**THE PROBLEM**
Determine the number of lines where "Ruptures" occurs and reply with that number by itself.

━━━ LISTING ━━━

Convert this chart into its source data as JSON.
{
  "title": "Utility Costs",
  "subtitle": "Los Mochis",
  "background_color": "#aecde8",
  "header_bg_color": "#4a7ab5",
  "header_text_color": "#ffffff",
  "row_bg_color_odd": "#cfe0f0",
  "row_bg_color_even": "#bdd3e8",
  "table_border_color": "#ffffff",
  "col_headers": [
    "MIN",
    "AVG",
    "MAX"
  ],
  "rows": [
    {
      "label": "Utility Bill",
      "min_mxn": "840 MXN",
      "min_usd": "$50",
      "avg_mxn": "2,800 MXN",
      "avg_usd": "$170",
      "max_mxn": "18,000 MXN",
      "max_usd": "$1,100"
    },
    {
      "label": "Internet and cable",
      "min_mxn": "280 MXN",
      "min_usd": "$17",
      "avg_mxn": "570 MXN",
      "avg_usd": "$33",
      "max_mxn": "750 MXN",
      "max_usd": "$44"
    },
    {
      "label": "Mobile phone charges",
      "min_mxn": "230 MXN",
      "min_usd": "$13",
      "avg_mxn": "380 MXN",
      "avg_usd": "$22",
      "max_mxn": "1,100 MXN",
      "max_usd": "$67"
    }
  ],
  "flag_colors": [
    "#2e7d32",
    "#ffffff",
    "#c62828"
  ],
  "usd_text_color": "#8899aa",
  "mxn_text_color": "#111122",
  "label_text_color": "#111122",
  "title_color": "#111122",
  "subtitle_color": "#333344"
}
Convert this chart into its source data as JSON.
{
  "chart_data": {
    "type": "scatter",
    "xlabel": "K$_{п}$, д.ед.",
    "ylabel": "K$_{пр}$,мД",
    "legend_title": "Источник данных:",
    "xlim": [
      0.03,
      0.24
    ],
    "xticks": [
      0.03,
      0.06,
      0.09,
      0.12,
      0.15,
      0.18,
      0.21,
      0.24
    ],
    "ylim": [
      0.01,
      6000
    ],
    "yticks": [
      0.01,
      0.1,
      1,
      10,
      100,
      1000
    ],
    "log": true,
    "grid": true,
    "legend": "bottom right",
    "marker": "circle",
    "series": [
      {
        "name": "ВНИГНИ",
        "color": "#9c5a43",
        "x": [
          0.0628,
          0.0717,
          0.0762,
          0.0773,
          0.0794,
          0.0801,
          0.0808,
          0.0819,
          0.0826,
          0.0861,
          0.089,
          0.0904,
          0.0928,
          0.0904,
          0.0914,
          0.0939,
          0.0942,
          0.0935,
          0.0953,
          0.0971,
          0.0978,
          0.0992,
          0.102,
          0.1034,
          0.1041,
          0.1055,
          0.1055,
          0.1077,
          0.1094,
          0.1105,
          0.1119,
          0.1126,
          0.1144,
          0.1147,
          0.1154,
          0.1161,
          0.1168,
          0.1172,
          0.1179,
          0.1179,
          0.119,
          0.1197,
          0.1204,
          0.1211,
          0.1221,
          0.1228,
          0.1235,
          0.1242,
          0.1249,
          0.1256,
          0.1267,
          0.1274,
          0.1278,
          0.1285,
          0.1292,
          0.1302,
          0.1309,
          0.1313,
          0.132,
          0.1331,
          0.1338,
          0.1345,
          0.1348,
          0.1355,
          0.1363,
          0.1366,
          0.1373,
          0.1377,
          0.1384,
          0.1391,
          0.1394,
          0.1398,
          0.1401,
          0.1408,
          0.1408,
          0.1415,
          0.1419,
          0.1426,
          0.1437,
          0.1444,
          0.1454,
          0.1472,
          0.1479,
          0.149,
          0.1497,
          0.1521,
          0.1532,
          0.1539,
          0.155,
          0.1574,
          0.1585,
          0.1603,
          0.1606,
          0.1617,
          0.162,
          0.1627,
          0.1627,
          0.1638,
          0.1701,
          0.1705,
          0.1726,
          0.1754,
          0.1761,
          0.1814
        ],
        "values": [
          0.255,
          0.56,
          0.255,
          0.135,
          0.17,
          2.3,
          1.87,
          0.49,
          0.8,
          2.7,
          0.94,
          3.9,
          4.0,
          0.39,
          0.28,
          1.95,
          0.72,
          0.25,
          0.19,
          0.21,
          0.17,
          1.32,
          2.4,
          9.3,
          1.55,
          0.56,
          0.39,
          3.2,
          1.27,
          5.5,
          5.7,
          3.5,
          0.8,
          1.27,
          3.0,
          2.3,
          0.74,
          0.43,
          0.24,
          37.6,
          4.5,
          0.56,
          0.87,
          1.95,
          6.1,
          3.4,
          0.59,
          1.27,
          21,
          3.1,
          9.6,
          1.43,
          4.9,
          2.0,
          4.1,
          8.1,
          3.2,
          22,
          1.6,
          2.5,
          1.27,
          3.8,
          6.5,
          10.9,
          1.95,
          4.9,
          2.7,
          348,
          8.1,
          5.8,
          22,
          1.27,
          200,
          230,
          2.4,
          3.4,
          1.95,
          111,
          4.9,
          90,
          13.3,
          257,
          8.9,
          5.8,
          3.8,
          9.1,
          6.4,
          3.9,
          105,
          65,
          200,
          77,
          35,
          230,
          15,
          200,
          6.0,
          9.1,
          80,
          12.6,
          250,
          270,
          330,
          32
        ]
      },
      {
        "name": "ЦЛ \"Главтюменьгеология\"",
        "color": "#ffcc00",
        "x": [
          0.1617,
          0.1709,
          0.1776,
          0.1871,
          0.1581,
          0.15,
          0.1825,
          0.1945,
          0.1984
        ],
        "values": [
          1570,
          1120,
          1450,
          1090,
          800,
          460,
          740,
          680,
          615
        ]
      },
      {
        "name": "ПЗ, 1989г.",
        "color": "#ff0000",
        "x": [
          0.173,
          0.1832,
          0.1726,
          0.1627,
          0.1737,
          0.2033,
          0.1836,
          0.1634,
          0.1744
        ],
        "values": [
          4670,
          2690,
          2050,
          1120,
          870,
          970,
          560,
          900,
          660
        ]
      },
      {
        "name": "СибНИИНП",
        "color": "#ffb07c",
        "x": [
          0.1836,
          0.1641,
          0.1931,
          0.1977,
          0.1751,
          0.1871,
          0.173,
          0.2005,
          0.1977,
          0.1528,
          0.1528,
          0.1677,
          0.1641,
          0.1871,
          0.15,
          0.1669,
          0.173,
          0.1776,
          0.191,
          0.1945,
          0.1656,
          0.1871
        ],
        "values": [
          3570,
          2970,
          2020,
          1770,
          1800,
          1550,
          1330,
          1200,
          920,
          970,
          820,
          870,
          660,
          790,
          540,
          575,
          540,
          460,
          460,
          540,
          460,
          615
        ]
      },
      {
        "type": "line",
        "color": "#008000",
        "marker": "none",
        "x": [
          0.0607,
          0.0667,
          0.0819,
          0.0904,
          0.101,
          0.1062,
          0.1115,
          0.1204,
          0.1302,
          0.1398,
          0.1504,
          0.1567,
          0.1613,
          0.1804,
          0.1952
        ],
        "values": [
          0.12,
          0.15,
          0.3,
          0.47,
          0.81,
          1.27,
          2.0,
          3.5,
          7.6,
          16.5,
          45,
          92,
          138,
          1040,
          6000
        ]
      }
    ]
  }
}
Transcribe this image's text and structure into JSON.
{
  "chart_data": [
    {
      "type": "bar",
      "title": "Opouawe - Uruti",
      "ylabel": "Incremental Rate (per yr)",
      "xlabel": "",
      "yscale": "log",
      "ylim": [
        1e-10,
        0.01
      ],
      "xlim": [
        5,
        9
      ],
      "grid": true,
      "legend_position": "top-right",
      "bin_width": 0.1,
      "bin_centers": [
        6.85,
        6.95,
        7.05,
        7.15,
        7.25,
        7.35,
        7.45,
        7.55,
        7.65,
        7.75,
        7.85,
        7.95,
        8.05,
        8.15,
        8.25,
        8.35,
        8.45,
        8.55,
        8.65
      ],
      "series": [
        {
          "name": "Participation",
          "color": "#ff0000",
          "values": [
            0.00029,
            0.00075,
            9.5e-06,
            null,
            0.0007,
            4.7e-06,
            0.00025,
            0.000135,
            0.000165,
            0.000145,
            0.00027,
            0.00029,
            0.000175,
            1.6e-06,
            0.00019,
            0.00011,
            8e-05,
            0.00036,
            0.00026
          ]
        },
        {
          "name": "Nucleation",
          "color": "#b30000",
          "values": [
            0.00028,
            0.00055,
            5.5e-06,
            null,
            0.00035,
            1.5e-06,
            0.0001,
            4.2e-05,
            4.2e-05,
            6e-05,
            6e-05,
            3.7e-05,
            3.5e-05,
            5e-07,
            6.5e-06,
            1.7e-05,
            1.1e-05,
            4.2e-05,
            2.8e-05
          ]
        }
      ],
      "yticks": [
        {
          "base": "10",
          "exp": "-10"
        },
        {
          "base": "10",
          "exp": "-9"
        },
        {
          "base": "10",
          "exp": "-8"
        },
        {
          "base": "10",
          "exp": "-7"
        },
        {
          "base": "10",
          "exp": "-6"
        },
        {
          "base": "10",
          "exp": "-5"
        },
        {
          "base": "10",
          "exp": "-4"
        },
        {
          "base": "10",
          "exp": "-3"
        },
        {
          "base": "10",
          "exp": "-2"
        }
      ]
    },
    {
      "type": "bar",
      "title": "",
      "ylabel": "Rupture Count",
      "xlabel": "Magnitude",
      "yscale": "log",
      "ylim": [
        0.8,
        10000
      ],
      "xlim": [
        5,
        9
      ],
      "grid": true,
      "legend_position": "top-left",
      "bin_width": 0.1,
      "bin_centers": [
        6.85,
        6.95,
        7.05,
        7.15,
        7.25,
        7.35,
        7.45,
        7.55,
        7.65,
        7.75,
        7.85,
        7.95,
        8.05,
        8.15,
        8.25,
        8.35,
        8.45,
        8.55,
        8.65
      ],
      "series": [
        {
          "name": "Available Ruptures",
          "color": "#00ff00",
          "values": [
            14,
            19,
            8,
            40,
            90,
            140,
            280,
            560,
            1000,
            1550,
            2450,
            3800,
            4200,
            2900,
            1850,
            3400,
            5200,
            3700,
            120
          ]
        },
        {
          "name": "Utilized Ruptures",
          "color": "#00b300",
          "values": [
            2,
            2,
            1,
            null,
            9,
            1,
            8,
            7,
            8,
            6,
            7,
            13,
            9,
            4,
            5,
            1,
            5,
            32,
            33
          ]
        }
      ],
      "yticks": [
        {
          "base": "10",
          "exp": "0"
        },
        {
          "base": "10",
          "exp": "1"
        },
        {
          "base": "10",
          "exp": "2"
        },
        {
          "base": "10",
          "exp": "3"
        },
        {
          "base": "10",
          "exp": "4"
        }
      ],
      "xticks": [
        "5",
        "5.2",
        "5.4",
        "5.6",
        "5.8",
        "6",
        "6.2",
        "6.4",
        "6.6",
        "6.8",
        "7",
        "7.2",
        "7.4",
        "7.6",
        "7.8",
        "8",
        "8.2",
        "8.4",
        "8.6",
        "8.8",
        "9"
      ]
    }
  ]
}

━━━

**EXERCISE RESULT**
2